Convert every line of the following items into a single JSON list of strings, one string per line, and leave out blank lines.

SUPPLIED MATERIAL =>
******

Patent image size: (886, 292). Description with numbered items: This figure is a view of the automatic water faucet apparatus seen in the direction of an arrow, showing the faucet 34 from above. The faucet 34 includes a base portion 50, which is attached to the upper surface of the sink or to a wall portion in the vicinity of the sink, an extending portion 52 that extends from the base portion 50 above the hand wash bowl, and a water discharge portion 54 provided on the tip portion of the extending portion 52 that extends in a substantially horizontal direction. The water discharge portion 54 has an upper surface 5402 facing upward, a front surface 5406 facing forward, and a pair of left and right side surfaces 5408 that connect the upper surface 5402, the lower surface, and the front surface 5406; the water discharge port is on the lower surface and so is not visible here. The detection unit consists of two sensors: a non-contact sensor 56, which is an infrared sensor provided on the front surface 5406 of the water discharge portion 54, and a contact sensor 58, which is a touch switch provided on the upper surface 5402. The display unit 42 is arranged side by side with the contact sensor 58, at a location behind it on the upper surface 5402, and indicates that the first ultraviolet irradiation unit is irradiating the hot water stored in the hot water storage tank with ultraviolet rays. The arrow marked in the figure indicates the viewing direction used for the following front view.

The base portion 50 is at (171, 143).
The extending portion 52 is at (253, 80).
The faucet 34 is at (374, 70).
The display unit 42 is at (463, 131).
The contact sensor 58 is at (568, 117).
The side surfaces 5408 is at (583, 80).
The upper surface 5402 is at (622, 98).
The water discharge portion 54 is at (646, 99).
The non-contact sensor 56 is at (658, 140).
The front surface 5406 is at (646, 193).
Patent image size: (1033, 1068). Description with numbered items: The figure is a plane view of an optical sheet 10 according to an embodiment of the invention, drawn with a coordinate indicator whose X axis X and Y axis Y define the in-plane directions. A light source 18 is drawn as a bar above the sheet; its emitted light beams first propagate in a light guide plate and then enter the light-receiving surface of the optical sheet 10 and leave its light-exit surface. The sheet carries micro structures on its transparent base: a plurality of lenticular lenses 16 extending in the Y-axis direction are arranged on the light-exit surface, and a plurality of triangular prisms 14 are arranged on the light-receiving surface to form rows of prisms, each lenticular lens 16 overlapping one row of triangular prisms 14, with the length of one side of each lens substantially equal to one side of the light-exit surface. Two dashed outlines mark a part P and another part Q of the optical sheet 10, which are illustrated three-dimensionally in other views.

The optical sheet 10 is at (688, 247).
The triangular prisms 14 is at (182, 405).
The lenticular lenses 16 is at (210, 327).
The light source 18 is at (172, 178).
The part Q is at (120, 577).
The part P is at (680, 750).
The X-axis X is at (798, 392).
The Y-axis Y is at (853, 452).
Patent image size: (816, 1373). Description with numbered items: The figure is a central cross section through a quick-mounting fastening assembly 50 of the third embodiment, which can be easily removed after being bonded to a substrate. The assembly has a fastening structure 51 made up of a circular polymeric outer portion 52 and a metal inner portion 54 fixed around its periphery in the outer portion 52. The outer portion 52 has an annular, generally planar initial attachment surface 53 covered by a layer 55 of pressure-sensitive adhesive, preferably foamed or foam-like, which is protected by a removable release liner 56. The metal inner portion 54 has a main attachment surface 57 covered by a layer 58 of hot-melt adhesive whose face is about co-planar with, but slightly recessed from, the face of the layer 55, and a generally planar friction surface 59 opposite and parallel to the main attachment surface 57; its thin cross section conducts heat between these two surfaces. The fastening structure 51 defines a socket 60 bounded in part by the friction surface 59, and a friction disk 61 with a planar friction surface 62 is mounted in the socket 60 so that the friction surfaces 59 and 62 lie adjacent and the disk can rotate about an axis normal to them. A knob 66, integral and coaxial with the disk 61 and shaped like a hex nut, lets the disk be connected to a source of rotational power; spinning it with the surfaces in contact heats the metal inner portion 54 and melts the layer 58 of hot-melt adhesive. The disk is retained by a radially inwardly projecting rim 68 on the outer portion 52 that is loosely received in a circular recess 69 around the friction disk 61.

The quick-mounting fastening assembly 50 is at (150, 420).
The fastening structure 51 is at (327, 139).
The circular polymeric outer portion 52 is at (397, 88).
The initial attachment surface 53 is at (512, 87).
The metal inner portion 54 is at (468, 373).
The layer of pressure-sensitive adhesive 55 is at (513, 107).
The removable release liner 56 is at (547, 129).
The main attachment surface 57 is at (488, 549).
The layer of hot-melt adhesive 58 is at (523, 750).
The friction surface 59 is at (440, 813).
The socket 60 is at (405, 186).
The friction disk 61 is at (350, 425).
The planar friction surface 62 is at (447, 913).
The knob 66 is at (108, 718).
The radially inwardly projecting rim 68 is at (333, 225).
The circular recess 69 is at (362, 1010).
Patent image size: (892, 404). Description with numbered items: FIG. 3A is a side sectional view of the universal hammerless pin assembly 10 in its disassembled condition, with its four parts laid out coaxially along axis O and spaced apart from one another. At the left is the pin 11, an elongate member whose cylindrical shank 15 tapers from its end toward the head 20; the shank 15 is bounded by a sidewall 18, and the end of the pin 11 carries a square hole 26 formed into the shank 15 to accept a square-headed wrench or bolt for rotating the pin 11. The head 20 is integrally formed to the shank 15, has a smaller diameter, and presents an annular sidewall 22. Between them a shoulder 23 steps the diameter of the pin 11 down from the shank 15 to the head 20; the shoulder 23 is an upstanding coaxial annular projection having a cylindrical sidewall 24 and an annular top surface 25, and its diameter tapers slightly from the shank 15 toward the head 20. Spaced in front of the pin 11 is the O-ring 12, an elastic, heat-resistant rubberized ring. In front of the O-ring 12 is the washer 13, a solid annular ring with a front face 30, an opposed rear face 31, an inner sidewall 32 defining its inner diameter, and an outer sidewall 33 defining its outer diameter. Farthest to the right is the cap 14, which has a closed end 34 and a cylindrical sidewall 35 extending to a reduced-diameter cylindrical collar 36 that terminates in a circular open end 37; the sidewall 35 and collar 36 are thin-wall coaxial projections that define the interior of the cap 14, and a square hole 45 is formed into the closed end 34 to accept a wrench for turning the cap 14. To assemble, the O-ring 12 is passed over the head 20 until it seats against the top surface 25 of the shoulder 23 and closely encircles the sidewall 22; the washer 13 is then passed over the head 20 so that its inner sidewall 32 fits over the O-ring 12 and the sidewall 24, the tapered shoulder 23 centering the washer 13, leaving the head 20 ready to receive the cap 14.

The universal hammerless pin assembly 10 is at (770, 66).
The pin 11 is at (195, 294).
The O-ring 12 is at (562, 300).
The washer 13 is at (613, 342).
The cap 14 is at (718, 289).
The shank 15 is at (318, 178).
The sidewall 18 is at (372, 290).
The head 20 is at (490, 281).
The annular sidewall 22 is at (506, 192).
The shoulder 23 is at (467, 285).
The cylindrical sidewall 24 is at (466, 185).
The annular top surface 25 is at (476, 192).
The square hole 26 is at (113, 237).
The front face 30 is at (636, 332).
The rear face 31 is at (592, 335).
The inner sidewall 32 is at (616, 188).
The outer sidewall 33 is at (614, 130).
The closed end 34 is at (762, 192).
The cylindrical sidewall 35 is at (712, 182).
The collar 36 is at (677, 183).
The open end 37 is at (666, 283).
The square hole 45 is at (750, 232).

******

TASK ANSWER =>
[
  "Patent image size: (886, 292). Description with numbered items: This figure is a view of the automatic water faucet apparatus seen in the direction of an arrow, showing the faucet 34 from above. The faucet 34 includes a base portion 50, which is attached to the upper surface of the sink or to a wall portion in the vicinity of the sink, an extending portion 52 that extends from the base portion 50 above the hand wash bowl, and a water discharge portion 54 provided on the tip portion of the extending portion 52 that extends in a substantially horizontal direction. The water discharge portion 54 has an upper surface 5402 facing upward, a front surface 5406 facing forward, and a pair of left and right side surfaces 5408 that connect the upper surface 5402, the lower surface, and the front surface 5406; the water discharge port is on the lower surface and so is not visible here. The detection unit consists of two sensors: a non-contact sensor 56, which is an infrared sensor provided on the front surface 5406 of the water discharge portion 54, and a contact sensor 58, which is a touch switch provided on the upper surface 5402. The display unit 42 is arranged side by side with the contact sensor 58, at a location behind it on the upper surface 5402, and indicates that the first ultraviolet irradiation unit is irradiating the hot water stored in the hot water storage tank with ultraviolet rays. The arrow marked in the figure indicates the viewing direction used for the following front view.",
  "The base portion 50 is at (171, 143).",
  "The extending portion 52 is at (253, 80).",
  "The faucet 34 is at (374, 70).",
  "The display unit 42 is at (463, 131).",
  "The contact sensor 58 is at (568, 117).",
  "The side surfaces 5408 is at (583, 80).",
  "The upper surface 5402 is at (622, 98).",
  "The water discharge portion 54 is at (646, 99).",
  "The non-contact sensor 56 is at (658, 140).",
  "The front surface 5406 is at (646, 193).",
  "Patent image size: (1033, 1068). Description with numbered items: The figure is a plane view of an optical sheet 10 according to an embodiment of the invention, drawn with a coordinate indicator whose X axis X and Y axis Y define the in-plane directions. A light source 18 is drawn as a bar above the sheet; its emitted light beams first propagate in a light guide plate and then enter the light-receiving surface of the optical sheet 10 and leave its light-exit surface. The sheet carries micro structures on its transparent base: a plurality of lenticular lenses 16 extending in the Y-axis direction are arranged on the light-exit surface, and a plurality of triangular prisms 14 are arranged on the light-receiving surface to form rows of prisms, each lenticular lens 16 overlapping one row of triangular prisms 14, with the length of one side of each lens substantially equal to one side of the light-exit surface. Two dashed outlines mark a part P and another part Q of the optical sheet 10, which are illustrated three-dimensionally in other views.",
  "The optical sheet 10 is at (688, 247).",
  "The triangular prisms 14 is at (182, 405).",
  "The lenticular lenses 16 is at (210, 327).",
  "The light source 18 is at (172, 178).",
  "The part Q is at (120, 577).",
  "The part P is at (680, 750).",
  "The X-axis X is at (798, 392).",
  "The Y-axis Y is at (853, 452).",
  "Patent image size: (816, 1373). Description with numbered items: The figure is a central cross section through a quick-mounting fastening assembly 50 of the third embodiment, which can be easily removed after being bonded to a substrate. The assembly has a fastening structure 51 made up of a circular polymeric outer portion 52 and a metal inner portion 54 fixed around its periphery in the outer portion 52. The outer portion 52 has an annular, generally planar initial attachment surface 53 covered by a layer 55 of pressure-sensitive adhesive, preferably foamed or foam-like, which is protected by a removable release liner 56. The metal inner portion 54 has a main attachment surface 57 covered by a layer 58 of hot-melt adhesive whose face is about co-planar with, but slightly recessed from, the face of the layer 55, and a generally planar friction surface 59 opposite and parallel to the main attachment surface 57; its thin cross section conducts heat between these two surfaces. The fastening structure 51 defines a socket 60 bounded in part by the friction surface 59, and a friction disk 61 with a planar friction surface 62 is mounted in the socket 60 so that the friction surfaces 59 and 62 lie adjacent and the disk can rotate about an axis normal to them. A knob 66, integral and coaxial with the disk 61 and shaped like a hex nut, lets the disk be connected to a source of rotational power; spinning it with the surfaces in contact heats the metal inner portion 54 and melts the layer 58 of hot-melt adhesive. The disk is retained by a radially inwardly projecting rim 68 on the outer portion 52 that is loosely received in a circular recess 69 around the friction disk 61.",
  "The quick-mounting fastening assembly 50 is at (150, 420).",
  "The fastening structure 51 is at (327, 139).",
  "The circular polymeric outer portion 52 is at (397, 88).",
  "The initial attachment surface 53 is at (512, 87).",
  "The metal inner portion 54 is at (468, 373).",
  "The layer of pressure-sensitive adhesive 55 is at (513, 107).",
  "The removable release liner 56 is at (547, 129).",
  "The main attachment surface 57 is at (488, 549).",
  "The layer of hot-melt adhesive 58 is at (523, 750).",
  "The friction surface 59 is at (440, 813).",
  "The socket 60 is at (405, 186).",
  "The friction disk 61 is at (350, 425).",
  "The planar friction surface 62 is at (447, 913).",
  "The knob 66 is at (108, 718).",
  "The radially inwardly projecting rim 68 is at (333, 225).",
  "The circular recess 69 is at (362, 1010).",
  "Patent image size: (892, 404). Description with numbered items: FIG. 3A is a side sectional view of the universal hammerless pin assembly 10 in its disassembled condition, with its four parts laid out coaxially along axis O and spaced apart from one another. At the left is the pin 11, an elongate member whose cylindrical shank 15 tapers from its end toward the head 20; the shank 15 is bounded by a sidewall 18, and the end of the pin 11 carries a square hole 26 formed into the shank 15 to accept a square-headed wrench or bolt for rotating the pin 11. The head 20 is integrally formed to the shank 15, has a smaller diameter, and presents an annular sidewall 22. Between them a shoulder 23 steps the diameter of the pin 11 down from the shank 15 to the head 20; the shoulder 23 is an upstanding coaxial annular projection having a cylindrical sidewall 24 and an annular top surface 25, and its diameter tapers slightly from the shank 15 toward the head 20. Spaced in front of the pin 11 is the O-ring 12, an elastic, heat-resistant rubberized ring. In front of the O-ring 12 is the washer 13, a solid annular ring with a front face 30, an opposed rear face 31, an inner sidewall 32 defining its inner diameter, and an outer sidewall 33 defining its outer diameter. Farthest to the right is the cap 14, which has a closed end 34 and a cylindrical sidewall 35 extending to a reduced-diameter cylindrical collar 36 that terminates in a circular open end 37; the sidewall 35 and collar 36 are thin-wall coaxial projections that define the interior of the cap 14, and a square hole 45 is formed into the closed end 34 to accept a wrench for turning the cap 14. To assemble, the O-ring 12 is passed over the head 20 until it seats against the top surface 25 of the shoulder 23 and closely encircles the sidewall 22; the washer 13 is then passed over the head 20 so that its inner sidewall 32 fits over the O-ring 12 and the sidewall 24, the tapered shoulder 23 centering the washer 13, leaving the head 20 ready to receive the cap 14.",
  "The universal hammerless pin assembly 10 is at (770, 66).",
  "The pin 11 is at (195, 294).",
  "The O-ring 12 is at (562, 300).",
  "The washer 13 is at (613, 342).",
  "The cap 14 is at (718, 289).",
  "The shank 15 is at (318, 178).",
  "The sidewall 18 is at (372, 290).",
  "The head 20 is at (490, 281).",
  "The annular sidewall 22 is at (506, 192).",
  "The shoulder 23 is at (467, 285).",
  "The cylindrical sidewall 24 is at (466, 185).",
  "The annular top surface 25 is at (476, 192).",
  "The square hole 26 is at (113, 237).",
  "The front face 30 is at (636, 332).",
  "The rear face 31 is at (592, 335).",
  "The inner sidewall 32 is at (616, 188).",
  "The outer sidewall 33 is at (614, 130).",
  "The closed end 34 is at (762, 192).",
  "The cylindrical sidewall 35 is at (712, 182).",
  "The collar 36 is at (677, 183).",
  "The open end 37 is at (666, 283).",
  "The square hole 45 is at (750, 232)."
]